**Source material**:
━━━━━━━━━━━━━━━━━━━━

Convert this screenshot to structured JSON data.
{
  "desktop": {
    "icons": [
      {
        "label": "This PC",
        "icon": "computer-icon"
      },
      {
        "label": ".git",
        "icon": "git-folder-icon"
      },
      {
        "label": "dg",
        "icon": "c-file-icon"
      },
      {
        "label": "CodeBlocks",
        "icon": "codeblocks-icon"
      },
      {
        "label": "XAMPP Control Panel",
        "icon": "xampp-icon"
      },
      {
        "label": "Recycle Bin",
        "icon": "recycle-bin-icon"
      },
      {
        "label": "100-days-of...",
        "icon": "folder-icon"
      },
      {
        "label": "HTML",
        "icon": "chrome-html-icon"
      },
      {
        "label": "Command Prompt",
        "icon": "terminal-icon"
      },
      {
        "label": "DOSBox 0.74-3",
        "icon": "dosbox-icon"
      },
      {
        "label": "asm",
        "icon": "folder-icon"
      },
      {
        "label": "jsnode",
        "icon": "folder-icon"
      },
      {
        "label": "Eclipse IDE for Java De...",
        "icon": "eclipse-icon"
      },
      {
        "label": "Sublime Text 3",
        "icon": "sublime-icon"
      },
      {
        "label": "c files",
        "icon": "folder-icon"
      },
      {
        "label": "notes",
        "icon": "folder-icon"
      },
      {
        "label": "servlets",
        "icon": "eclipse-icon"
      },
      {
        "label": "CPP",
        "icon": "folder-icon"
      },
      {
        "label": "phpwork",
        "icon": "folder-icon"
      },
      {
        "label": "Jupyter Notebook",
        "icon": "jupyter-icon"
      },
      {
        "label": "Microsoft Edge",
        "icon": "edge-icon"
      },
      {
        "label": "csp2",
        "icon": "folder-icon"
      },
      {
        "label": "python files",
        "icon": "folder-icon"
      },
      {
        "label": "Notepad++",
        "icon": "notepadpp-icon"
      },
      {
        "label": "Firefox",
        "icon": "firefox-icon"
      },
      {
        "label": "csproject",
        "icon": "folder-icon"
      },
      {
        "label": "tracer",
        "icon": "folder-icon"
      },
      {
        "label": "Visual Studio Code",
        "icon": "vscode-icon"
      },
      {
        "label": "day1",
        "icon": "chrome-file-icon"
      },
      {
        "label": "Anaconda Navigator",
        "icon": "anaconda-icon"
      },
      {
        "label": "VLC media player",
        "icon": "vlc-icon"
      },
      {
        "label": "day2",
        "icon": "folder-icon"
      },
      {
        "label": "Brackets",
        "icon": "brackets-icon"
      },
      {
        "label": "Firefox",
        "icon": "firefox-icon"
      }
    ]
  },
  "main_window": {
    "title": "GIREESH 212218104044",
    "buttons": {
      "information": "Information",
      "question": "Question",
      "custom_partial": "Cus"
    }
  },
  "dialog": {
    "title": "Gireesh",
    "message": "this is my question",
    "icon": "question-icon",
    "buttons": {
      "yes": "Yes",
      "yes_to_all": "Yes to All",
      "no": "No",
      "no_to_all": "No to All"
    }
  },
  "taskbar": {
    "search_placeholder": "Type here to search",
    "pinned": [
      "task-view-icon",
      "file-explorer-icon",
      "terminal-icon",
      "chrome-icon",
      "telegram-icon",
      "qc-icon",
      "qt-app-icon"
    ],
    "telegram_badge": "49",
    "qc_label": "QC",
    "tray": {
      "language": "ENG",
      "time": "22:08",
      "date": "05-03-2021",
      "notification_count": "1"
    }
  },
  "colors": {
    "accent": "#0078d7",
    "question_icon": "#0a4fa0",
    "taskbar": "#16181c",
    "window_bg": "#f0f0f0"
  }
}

━━━━━━━━━━━━━━━━━━━━

**To be done**: Give the records above again, word for word.

**Output below**:
Convert this screenshot to structured JSON data.
{
  "desktop": {
    "icons": [
      {
        "label": "This PC",
        "icon": "computer-icon"
      },
      {
        "label": ".git",
        "icon": "git-folder-icon"
      },
      {
        "label": "dg",
        "icon": "c-file-icon"
      },
      {
        "label": "CodeBlocks",
        "icon": "codeblocks-icon"
      },
      {
        "label": "XAMPP Control Panel",
        "icon": "xampp-icon"
      },
      {
        "label": "Recycle Bin",
        "icon": "recycle-bin-icon"
      },
      {
        "label": "100-days-of...",
        "icon": "folder-icon"
      },
      {
        "label": "HTML",
        "icon": "chrome-html-icon"
      },
      {
        "label": "Command Prompt",
        "icon": "terminal-icon"
      },
      {
        "label": "DOSBox 0.74-3",
        "icon": "dosbox-icon"
      },
      {
        "label": "asm",
        "icon": "folder-icon"
      },
      {
        "label": "jsnode",
        "icon": "folder-icon"
      },
      {
        "label": "Eclipse IDE for Java De...",
        "icon": "eclipse-icon"
      },
      {
        "label": "Sublime Text 3",
        "icon": "sublime-icon"
      },
      {
        "label": "c files",
        "icon": "folder-icon"
      },
      {
        "label": "notes",
        "icon": "folder-icon"
      },
      {
        "label": "servlets",
        "icon": "eclipse-icon"
      },
      {
        "label": "CPP",
        "icon": "folder-icon"
      },
      {
        "label": "phpwork",
        "icon": "folder-icon"
      },
      {
        "label": "Jupyter Notebook",
        "icon": "jupyter-icon"
      },
      {
        "label": "Microsoft Edge",
        "icon": "edge-icon"
      },
      {
        "label": "csp2",
        "icon": "folder-icon"
      },
      {
        "label": "python files",
        "icon": "folder-icon"
      },
      {
        "label": "Notepad++",
        "icon": "notepadpp-icon"
      },
      {
        "label": "Firefox",
        "icon": "firefox-icon"
      },
      {
        "label": "csproject",
        "icon": "folder-icon"
      },
      {
        "label": "tracer",
        "icon": "folder-icon"
      },
      {
        "label": "Visual Studio Code",
        "icon": "vscode-icon"
      },
      {
        "label": "day1",
        "icon": "chrome-file-icon"
      },
      {
        "label": "Anaconda Navigator",
        "icon": "anaconda-icon"
      },
      {
        "label": "VLC media player",
        "icon": "vlc-icon"
      },
      {
        "label": "day2",
        "icon": "folder-icon"
      },
      {
        "label": "Brackets",
        "icon": "brackets-icon"
      },
      {
        "label": "Firefox",
        "icon": "firefox-icon"
      }
    ]
  },
  "main_window": {
    "title": "GIREESH 212218104044",
    "buttons": {
      "information": "Information",
      "question": "Question",
      "custom_partial": "Cus"
    }
  },
  "dialog": {
    "title": "Gireesh",
    "message": "this is my question",
    "icon": "question-icon",
    "buttons": {
      "yes": "Yes",
      "yes_to_all": "Yes to All",
      "no": "No",
      "no_to_all": "No to All"
    }
  },
  "taskbar": {
    "search_placeholder": "Type here to search",
    "pinned": [
      "task-view-icon",
      "file-explorer-icon",
      "terminal-icon",
      "chrome-icon",
      "telegram-icon",
      "qc-icon",
      "qt-app-icon"
    ],
    "telegram_badge": "49",
    "qc_label": "QC",
    "tray": {
      "language": "ENG",
      "time": "22:08",
      "date": "05-03-2021",
      "notification_count": "1"
    }
  },
  "colors": {
    "accent": "#0078d7",
    "question_icon": "#0a4fa0",
    "taskbar": "#16181c",
    "window_bg": "#f0f0f0"
  }
}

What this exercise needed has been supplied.